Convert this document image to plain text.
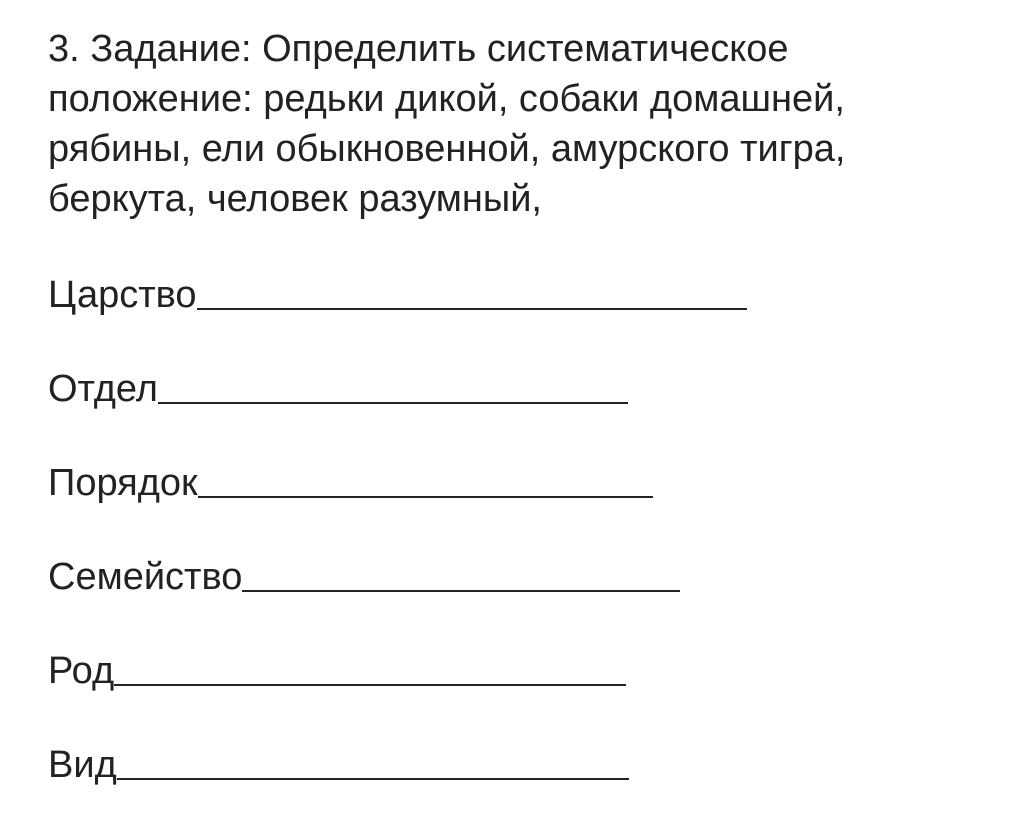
3. Задание: Определить систематическое

положение: редьки дикой, собаки домашней,

рябины, ели обыкновенной, амурского тигра,

беркута, человек разумный,

Царство
Отдел
Порядок
Семейство
Род
Вид
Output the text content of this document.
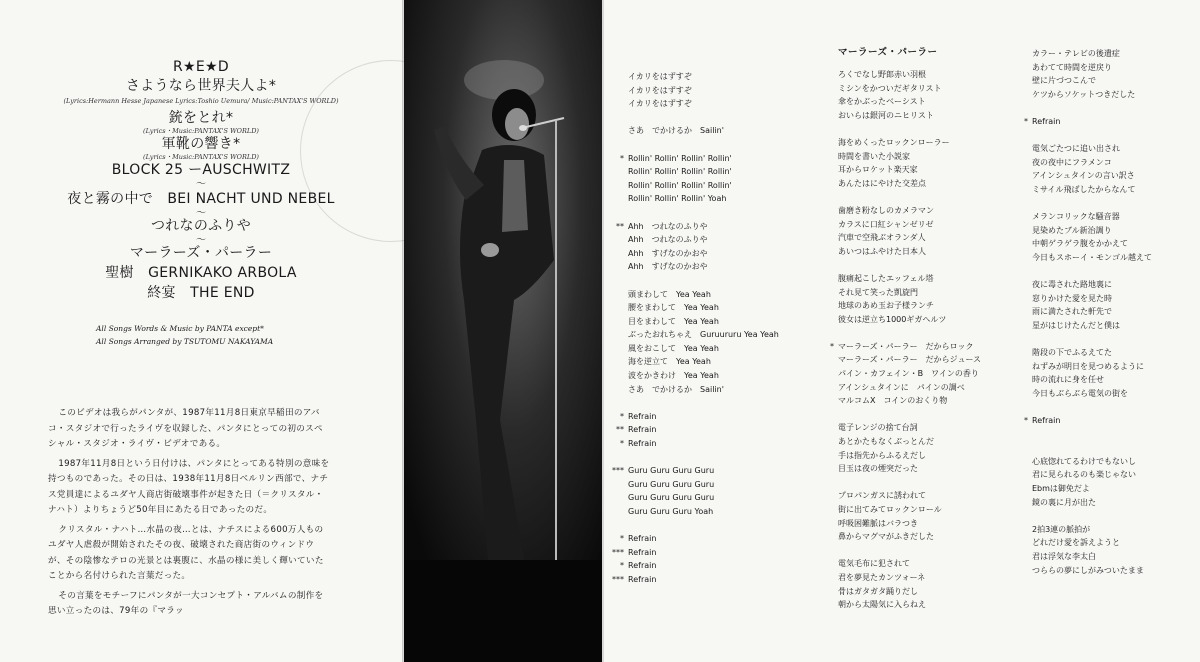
R★E★D
さようなら世界夫人よ*
(Lyrics:Hermann Hesse Japanese Lyrics:Toshio Uemura/ Music:PANTAX'S WORLD)
銃をとれ*
(Lyrics・Music:PANTAX'S WORLD)
軍靴の響き*
(Lyrics・Music:PANTAX'S WORLD)
BLOCK 25 ーAUSCHWITZ
～
夜と霧の中で　BEI NACHT UND NEBEL
～
つれなのふりや
～
マーラーズ・パーラー
聖樹　GERNIKAKO ARBOLA
終宴　THE END
All Songs Words & Music by PANTA except*
All Songs Arranged by TSUTOMU NAKAYAMA

このビデオは我らがパンタが、1987年11月8日東京早稲田のアバコ・スタジオで行ったライヴを収録した、パンタにとっての初のスペシャル・スタジオ・ライヴ・ビデオである。

1987年11月8日という日付けは、パンタにとってある特別の意味を持つものであった。その日は、1938年11月8日ベルリン西部で、ナチス党員達によるユダヤ人商店街破壊事件が起きた日（＝クリスタル・ナハト）よりちょうど50年目にあたる日であったのだ。

クリスタル・ナハト…水晶の夜…とは、ナチスによる600万人ものユダヤ人虐殺が開始されたその夜、破壊された商店街のウィンドウが、その陰惨なテロの光景とは裏腹に、水晶の様に美しく輝いていたことから名付けられた言葉だった。

その言葉をモチーフにパンタが一大コンセプト・アルバムの制作を思い立ったのは、79年の『マラッ

イカリをはずすぞ
イカリをはずすぞ
イカリをはずすぞ
さあ　でかけるか　Sailin'
* Rollin' Rollin' Rollin' Rollin'
Rollin' Rollin' Rollin' Rollin'
Rollin' Rollin' Rollin' Rollin'
Rollin' Rollin' Rollin' Yoah
** Ahh　つれなのふりや
Ahh　つれなのふりや
Ahh　すげなのかおや
Ahh　すげなのかおや
頭まわして　Yea Yeah
腰をまわして　Yea Yeah
目をまわして　Yea Yeah
ぶったおれちゃえ　Guruururu Yea Yeah
風をおこして　Yea Yeah
海を逆立て　Yea Yeah
波をかきわけ　Yea Yeah
さあ　でかけるか　Sailin'
* Refrain
** Refrain
* Refrain
*** Guru Guru Guru Guru
Guru Guru Guru Guru
Guru Guru Guru Guru
Guru Guru Guru Yoah
* Refrain
*** Refrain
* Refrain
*** Refrain
マーラーズ・パーラー
ろくでなし野郎赤い羽根
ミシンをかついだギタリスト
傘をかぶったベーシスト
おいらは銀河のニヒリスト
海をめくったロックンローラー
時間を書いた小説家
耳からロケット楽天家
あんたはにやけた交差点
歯磨き粉なしのカメラマン
カラスに口紅シャンゼリゼ
汽車で空飛ぶオランダ人
あいつはふやけた日本人
腹痛起こしたエッフェル塔
それ見て笑った凱旋門
地球のあめ玉お子様ランチ
彼女は逆立ち1000ギガヘルツ
* マーラーズ・パーラー　だからロック
マーラーズ・パーラー　だからジュース
パイン・カフェイン・B　ワインの香り
アインシュタインに　パインの調べ
マルコムX　コインのおくり物
電子レンジの捨て台詞
あとかたもなくぶっとんだ
手は指先からふるえだし
目玉は夜の煙突だった
プロパンガスに誘われて
街に出てみてロックンロール
呼吸困難脈はバラつき
鼻からマグマがふきだした
電気毛布に犯されて
君を夢見たカンツォーネ
骨はガタガタ踊りだし
朝から太陽気に入らねえ
カラー・テレビの後遺症
あわてて時間を逆戻り
壁に片づつこんで
ケツからソケットつきだした
* Refrain
電気ごたつに追い出され
夜の夜中にフラメンコ
アインシュタインの言い訳さ
ミサイル飛ばしたからなんて
メランコリックな騒音器
見染めたブル新治調り
中朝ゲラゲラ腹をかかえて
今日もスホーイ・モンゴル越えて
夜に毒された路地裏に
窓りかけた愛を見た時
雨に満たされた軒先で
星がはじけたんだと僕は
階段の下でふるえてた
ねずみが明日を見つめるように
時の流れに身を任せ
今日もぶらぶら電気の街を
* Refrain
心底惚れてるわけでもないし
君に見られるのも楽じゃない
Ebmは御免だよ
鏡の裏に月が出た
2拍3連の脈拍が
どれだけ愛を訴えようと
君は浮気な李太白
つららの夢にしがみついたまま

### STATED TASK
Reproduce every line exactly and omit all pictures.

### REPLY TO THE TASK
Convert this document image to plain text.
3. Задание: Определить систематическое

положение: редьки дикой, собаки домашней,

рябины, ели обыкновенной, амурского тигра,

беркута, человек разумный,

Царство
Отдел
Порядок
Семейство
Род
Вид
Output the text content of this document.
R★E★D
さようなら世界夫人よ*
(Lyrics:Hermann Hesse Japanese Lyrics:Toshio Uemura/ Music:PANTAX'S WORLD)
銃をとれ*
(Lyrics・Music:PANTAX'S WORLD)
軍靴の響き*
(Lyrics・Music:PANTAX'S WORLD)
BLOCK 25 ーAUSCHWITZ
～
夜と霧の中で　BEI NACHT UND NEBEL
～
つれなのふりや
～
マーラーズ・パーラー
聖樹　GERNIKAKO ARBOLA
終宴　THE END
All Songs Words & Music by PANTA except*
All Songs Arranged by TSUTOMU NAKAYAMA

このビデオは我らがパンタが、1987年11月8日東京早稲田のアバコ・スタジオで行ったライヴを収録した、パンタにとっての初のスペシャル・スタジオ・ライヴ・ビデオである。

1987年11月8日という日付けは、パンタにとってある特別の意味を持つものであった。その日は、1938年11月8日ベルリン西部で、ナチス党員達によるユダヤ人商店街破壊事件が起きた日（＝クリスタル・ナハト）よりちょうど50年目にあたる日であったのだ。

クリスタル・ナハト…水晶の夜…とは、ナチスによる600万人ものユダヤ人虐殺が開始されたその夜、破壊された商店街のウィンドウが、その陰惨なテロの光景とは裏腹に、水晶の様に美しく輝いていたことから名付けられた言葉だった。

その言葉をモチーフにパンタが一大コンセプト・アルバムの制作を思い立ったのは、79年の『マラッ

イカリをはずすぞ
イカリをはずすぞ
イカリをはずすぞ
さあ　でかけるか　Sailin'
* Rollin' Rollin' Rollin' Rollin'
Rollin' Rollin' Rollin' Rollin'
Rollin' Rollin' Rollin' Rollin'
Rollin' Rollin' Rollin' Yoah
** Ahh　つれなのふりや
Ahh　つれなのふりや
Ahh　すげなのかおや
Ahh　すげなのかおや
頭まわして　Yea Yeah
腰をまわして　Yea Yeah
目をまわして　Yea Yeah
ぶったおれちゃえ　Guruururu Yea Yeah
風をおこして　Yea Yeah
海を逆立て　Yea Yeah
波をかきわけ　Yea Yeah
さあ　でかけるか　Sailin'
* Refrain
** Refrain
* Refrain
*** Guru Guru Guru Guru
Guru Guru Guru Guru
Guru Guru Guru Guru
Guru Guru Guru Yoah
* Refrain
*** Refrain
* Refrain
*** Refrain
マーラーズ・パーラー
ろくでなし野郎赤い羽根
ミシンをかついだギタリスト
傘をかぶったベーシスト
おいらは銀河のニヒリスト
海をめくったロックンローラー
時間を書いた小説家
耳からロケット楽天家
あんたはにやけた交差点
歯磨き粉なしのカメラマン
カラスに口紅シャンゼリゼ
汽車で空飛ぶオランダ人
あいつはふやけた日本人
腹痛起こしたエッフェル塔
それ見て笑った凱旋門
地球のあめ玉お子様ランチ
彼女は逆立ち1000ギガヘルツ
* マーラーズ・パーラー　だからロック
マーラーズ・パーラー　だからジュース
パイン・カフェイン・B　ワインの香り
アインシュタインに　パインの調べ
マルコムX　コインのおくり物
電子レンジの捨て台詞
あとかたもなくぶっとんだ
手は指先からふるえだし
目玉は夜の煙突だった
プロパンガスに誘われて
街に出てみてロックンロール
呼吸困難脈はバラつき
鼻からマグマがふきだした
電気毛布に犯されて
君を夢見たカンツォーネ
骨はガタガタ踊りだし
朝から太陽気に入らねえ
カラー・テレビの後遺症
あわてて時間を逆戻り
壁に片づつこんで
ケツからソケットつきだした
* Refrain
電気ごたつに追い出され
夜の夜中にフラメンコ
アインシュタインの言い訳さ
ミサイル飛ばしたからなんて
メランコリックな騒音器
見染めたブル新治調り
中朝ゲラゲラ腹をかかえて
今日もスホーイ・モンゴル越えて
夜に毒された路地裏に
窓りかけた愛を見た時
雨に満たされた軒先で
星がはじけたんだと僕は
階段の下でふるえてた
ねずみが明日を見つめるように
時の流れに身を任せ
今日もぶらぶら電気の街を
* Refrain
心底惚れてるわけでもないし
君に見られるのも楽じゃない
Ebmは御免だよ
鏡の裏に月が出た
2拍3連の脈拍が
どれだけ愛を訴えようと
君は浮気な李太白
つららの夢にしがみついたまま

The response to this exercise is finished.